= Given request =
State only how many lines below include the string "applications".

.....

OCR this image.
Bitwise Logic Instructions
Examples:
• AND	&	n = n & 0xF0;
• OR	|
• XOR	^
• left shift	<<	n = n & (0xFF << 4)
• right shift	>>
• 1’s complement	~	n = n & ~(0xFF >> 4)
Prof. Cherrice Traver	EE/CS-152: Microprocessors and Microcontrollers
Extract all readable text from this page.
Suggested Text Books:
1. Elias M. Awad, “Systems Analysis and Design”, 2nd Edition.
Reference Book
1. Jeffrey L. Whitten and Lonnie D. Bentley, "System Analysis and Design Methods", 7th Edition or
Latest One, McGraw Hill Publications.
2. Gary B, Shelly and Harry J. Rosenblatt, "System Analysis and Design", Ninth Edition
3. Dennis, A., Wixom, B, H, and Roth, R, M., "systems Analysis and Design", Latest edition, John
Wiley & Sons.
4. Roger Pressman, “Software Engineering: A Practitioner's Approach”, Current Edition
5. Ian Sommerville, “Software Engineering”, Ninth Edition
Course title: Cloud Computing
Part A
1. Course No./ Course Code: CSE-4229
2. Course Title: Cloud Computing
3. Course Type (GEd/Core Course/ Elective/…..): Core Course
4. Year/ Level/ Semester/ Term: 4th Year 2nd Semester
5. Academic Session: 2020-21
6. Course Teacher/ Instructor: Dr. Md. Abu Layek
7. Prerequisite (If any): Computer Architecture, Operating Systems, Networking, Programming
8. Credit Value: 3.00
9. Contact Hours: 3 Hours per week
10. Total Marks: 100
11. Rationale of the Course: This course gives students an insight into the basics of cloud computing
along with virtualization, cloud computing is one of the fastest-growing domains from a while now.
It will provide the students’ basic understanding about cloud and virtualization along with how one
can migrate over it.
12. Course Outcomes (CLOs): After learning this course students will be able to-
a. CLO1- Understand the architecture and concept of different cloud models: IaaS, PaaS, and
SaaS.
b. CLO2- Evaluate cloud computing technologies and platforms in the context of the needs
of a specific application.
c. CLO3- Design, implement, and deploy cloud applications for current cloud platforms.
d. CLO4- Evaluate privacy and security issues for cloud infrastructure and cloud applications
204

.....

= Answer =
2